* **Problem details**
Return the full material exactly.

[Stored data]

** Start **

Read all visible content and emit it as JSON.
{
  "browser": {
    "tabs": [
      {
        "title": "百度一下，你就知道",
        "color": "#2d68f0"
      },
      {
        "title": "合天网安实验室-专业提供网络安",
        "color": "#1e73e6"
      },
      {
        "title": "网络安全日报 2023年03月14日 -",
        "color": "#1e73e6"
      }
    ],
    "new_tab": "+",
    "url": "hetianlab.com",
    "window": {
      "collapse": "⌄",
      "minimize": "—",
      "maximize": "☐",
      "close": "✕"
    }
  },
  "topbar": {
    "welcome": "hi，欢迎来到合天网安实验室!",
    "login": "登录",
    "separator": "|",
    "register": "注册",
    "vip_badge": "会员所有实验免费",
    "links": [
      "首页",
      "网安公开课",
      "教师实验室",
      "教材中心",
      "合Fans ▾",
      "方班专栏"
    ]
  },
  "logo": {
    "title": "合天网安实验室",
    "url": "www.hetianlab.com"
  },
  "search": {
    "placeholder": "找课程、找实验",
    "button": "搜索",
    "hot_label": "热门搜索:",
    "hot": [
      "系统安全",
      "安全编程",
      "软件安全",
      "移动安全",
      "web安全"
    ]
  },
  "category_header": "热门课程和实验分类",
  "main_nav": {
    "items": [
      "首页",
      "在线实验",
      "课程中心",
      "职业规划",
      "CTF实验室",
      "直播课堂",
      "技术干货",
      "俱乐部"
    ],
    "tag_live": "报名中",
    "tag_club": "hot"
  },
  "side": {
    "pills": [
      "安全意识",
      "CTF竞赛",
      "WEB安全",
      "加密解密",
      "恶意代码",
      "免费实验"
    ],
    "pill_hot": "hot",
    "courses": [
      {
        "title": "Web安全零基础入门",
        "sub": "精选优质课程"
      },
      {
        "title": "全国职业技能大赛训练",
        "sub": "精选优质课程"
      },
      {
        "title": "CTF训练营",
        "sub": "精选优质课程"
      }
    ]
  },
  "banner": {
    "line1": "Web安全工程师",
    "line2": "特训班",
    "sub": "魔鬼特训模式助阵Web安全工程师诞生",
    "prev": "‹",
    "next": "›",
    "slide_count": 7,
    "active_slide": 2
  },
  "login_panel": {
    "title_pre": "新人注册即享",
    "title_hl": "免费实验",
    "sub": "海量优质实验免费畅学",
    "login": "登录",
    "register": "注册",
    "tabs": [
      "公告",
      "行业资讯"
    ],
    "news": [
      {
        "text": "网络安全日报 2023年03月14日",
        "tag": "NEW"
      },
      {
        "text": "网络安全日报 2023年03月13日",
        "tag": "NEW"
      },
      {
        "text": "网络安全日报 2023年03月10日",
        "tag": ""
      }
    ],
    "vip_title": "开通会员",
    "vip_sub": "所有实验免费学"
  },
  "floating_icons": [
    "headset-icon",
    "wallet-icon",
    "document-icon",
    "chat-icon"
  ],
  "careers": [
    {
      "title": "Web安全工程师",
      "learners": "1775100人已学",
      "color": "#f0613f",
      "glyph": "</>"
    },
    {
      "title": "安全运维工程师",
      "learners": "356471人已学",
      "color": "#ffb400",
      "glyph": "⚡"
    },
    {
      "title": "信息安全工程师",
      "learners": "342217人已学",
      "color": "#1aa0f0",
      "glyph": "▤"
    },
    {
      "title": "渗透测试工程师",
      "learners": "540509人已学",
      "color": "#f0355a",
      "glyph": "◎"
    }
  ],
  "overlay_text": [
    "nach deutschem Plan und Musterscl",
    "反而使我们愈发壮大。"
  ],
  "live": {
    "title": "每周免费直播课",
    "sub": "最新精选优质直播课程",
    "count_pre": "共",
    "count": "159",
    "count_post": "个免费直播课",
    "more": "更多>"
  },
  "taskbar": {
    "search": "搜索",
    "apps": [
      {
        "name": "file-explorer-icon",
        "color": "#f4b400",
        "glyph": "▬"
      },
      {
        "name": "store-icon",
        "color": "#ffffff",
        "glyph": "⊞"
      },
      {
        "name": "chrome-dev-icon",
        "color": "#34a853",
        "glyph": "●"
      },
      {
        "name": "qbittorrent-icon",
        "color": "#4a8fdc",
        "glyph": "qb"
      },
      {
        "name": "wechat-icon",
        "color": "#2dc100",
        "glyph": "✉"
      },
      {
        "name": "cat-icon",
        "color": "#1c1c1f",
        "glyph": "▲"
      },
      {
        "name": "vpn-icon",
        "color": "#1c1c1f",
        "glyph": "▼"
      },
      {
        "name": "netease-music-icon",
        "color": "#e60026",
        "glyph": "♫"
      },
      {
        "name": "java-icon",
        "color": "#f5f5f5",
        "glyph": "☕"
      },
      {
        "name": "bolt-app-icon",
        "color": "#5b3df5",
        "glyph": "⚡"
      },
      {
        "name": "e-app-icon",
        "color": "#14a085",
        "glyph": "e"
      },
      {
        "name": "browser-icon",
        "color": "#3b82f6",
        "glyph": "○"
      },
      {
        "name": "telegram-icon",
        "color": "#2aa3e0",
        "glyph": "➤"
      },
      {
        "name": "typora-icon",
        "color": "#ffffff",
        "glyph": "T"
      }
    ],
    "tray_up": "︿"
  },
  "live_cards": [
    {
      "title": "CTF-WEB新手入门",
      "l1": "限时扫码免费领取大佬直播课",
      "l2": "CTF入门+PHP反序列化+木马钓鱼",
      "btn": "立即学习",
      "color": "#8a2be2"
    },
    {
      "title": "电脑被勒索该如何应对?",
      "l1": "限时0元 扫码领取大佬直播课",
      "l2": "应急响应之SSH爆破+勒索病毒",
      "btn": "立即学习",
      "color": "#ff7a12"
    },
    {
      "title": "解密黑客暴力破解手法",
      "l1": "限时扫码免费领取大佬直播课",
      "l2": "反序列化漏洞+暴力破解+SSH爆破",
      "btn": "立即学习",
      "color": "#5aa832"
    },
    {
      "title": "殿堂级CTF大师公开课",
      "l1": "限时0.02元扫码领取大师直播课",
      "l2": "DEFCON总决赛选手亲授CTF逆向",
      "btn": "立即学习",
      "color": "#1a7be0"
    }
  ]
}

** End **

* **Solution for this exercise**
Read all visible content and emit it as JSON.
{
  "browser": {
    "tabs": [
      {
        "title": "百度一下，你就知道",
        "color": "#2d68f0"
      },
      {
        "title": "合天网安实验室-专业提供网络安",
        "color": "#1e73e6"
      },
      {
        "title": "网络安全日报 2023年03月14日 -",
        "color": "#1e73e6"
      }
    ],
    "new_tab": "+",
    "url": "hetianlab.com",
    "window": {
      "collapse": "⌄",
      "minimize": "—",
      "maximize": "☐",
      "close": "✕"
    }
  },
  "topbar": {
    "welcome": "hi，欢迎来到合天网安实验室!",
    "login": "登录",
    "separator": "|",
    "register": "注册",
    "vip_badge": "会员所有实验免费",
    "links": [
      "首页",
      "网安公开课",
      "教师实验室",
      "教材中心",
      "合Fans ▾",
      "方班专栏"
    ]
  },
  "logo": {
    "title": "合天网安实验室",
    "url": "www.hetianlab.com"
  },
  "search": {
    "placeholder": "找课程、找实验",
    "button": "搜索",
    "hot_label": "热门搜索:",
    "hot": [
      "系统安全",
      "安全编程",
      "软件安全",
      "移动安全",
      "web安全"
    ]
  },
  "category_header": "热门课程和实验分类",
  "main_nav": {
    "items": [
      "首页",
      "在线实验",
      "课程中心",
      "职业规划",
      "CTF实验室",
      "直播课堂",
      "技术干货",
      "俱乐部"
    ],
    "tag_live": "报名中",
    "tag_club": "hot"
  },
  "side": {
    "pills": [
      "安全意识",
      "CTF竞赛",
      "WEB安全",
      "加密解密",
      "恶意代码",
      "免费实验"
    ],
    "pill_hot": "hot",
    "courses": [
      {
        "title": "Web安全零基础入门",
        "sub": "精选优质课程"
      },
      {
        "title": "全国职业技能大赛训练",
        "sub": "精选优质课程"
      },
      {
        "title": "CTF训练营",
        "sub": "精选优质课程"
      }
    ]
  },
  "banner": {
    "line1": "Web安全工程师",
    "line2": "特训班",
    "sub": "魔鬼特训模式助阵Web安全工程师诞生",
    "prev": "‹",
    "next": "›",
    "slide_count": 7,
    "active_slide": 2
  },
  "login_panel": {
    "title_pre": "新人注册即享",
    "title_hl": "免费实验",
    "sub": "海量优质实验免费畅学",
    "login": "登录",
    "register": "注册",
    "tabs": [
      "公告",
      "行业资讯"
    ],
    "news": [
      {
        "text": "网络安全日报 2023年03月14日",
        "tag": "NEW"
      },
      {
        "text": "网络安全日报 2023年03月13日",
        "tag": "NEW"
      },
      {
        "text": "网络安全日报 2023年03月10日",
        "tag": ""
      }
    ],
    "vip_title": "开通会员",
    "vip_sub": "所有实验免费学"
  },
  "floating_icons": [
    "headset-icon",
    "wallet-icon",
    "document-icon",
    "chat-icon"
  ],
  "careers": [
    {
      "title": "Web安全工程师",
      "learners": "1775100人已学",
      "color": "#f0613f",
      "glyph": "</>"
    },
    {
      "title": "安全运维工程师",
      "learners": "356471人已学",
      "color": "#ffb400",
      "glyph": "⚡"
    },
    {
      "title": "信息安全工程师",
      "learners": "342217人已学",
      "color": "#1aa0f0",
      "glyph": "▤"
    },
    {
      "title": "渗透测试工程师",
      "learners": "540509人已学",
      "color": "#f0355a",
      "glyph": "◎"
    }
  ],
  "overlay_text": [
    "nach deutschem Plan und Musterscl",
    "反而使我们愈发壮大。"
  ],
  "live": {
    "title": "每周免费直播课",
    "sub": "最新精选优质直播课程",
    "count_pre": "共",
    "count": "159",
    "count_post": "个免费直播课",
    "more": "更多>"
  },
  "taskbar": {
    "search": "搜索",
    "apps": [
      {
        "name": "file-explorer-icon",
        "color": "#f4b400",
        "glyph": "▬"
      },
      {
        "name": "store-icon",
        "color": "#ffffff",
        "glyph": "⊞"
      },
      {
        "name": "chrome-dev-icon",
        "color": "#34a853",
        "glyph": "●"
      },
      {
        "name": "qbittorrent-icon",
        "color": "#4a8fdc",
        "glyph": "qb"
      },
      {
        "name": "wechat-icon",
        "color": "#2dc100",
        "glyph": "✉"
      },
      {
        "name": "cat-icon",
        "color": "#1c1c1f",
        "glyph": "▲"
      },
      {
        "name": "vpn-icon",
        "color": "#1c1c1f",
        "glyph": "▼"
      },
      {
        "name": "netease-music-icon",
        "color": "#e60026",
        "glyph": "♫"
      },
      {
        "name": "java-icon",
        "color": "#f5f5f5",
        "glyph": "☕"
      },
      {
        "name": "bolt-app-icon",
        "color": "#5b3df5",
        "glyph": "⚡"
      },
      {
        "name": "e-app-icon",
        "color": "#14a085",
        "glyph": "e"
      },
      {
        "name": "browser-icon",
        "color": "#3b82f6",
        "glyph": "○"
      },
      {
        "name": "telegram-icon",
        "color": "#2aa3e0",
        "glyph": "➤"
      },
      {
        "name": "typora-icon",
        "color": "#ffffff",
        "glyph": "T"
      }
    ],
    "tray_up": "︿"
  },
  "live_cards": [
    {
      "title": "CTF-WEB新手入门",
      "l1": "限时扫码免费领取大佬直播课",
      "l2": "CTF入门+PHP反序列化+木马钓鱼",
      "btn": "立即学习",
      "color": "#8a2be2"
    },
    {
      "title": "电脑被勒索该如何应对?",
      "l1": "限时0元 扫码领取大佬直播课",
      "l2": "应急响应之SSH爆破+勒索病毒",
      "btn": "立即学习",
      "color": "#ff7a12"
    },
    {
      "title": "解密黑客暴力破解手法",
      "l1": "限时扫码免费领取大佬直播课",
      "l2": "反序列化漏洞+暴力破解+SSH爆破",
      "btn": "立即学习",
      "color": "#5aa832"
    },
    {
      "title": "殿堂级CTF大师公开课",
      "l1": "限时0.02元扫码领取大师直播课",
      "l2": "DEFCON总决赛选手亲授CTF逆向",
      "btn": "立即学习",
      "color": "#1a7be0"
    }
  ]
}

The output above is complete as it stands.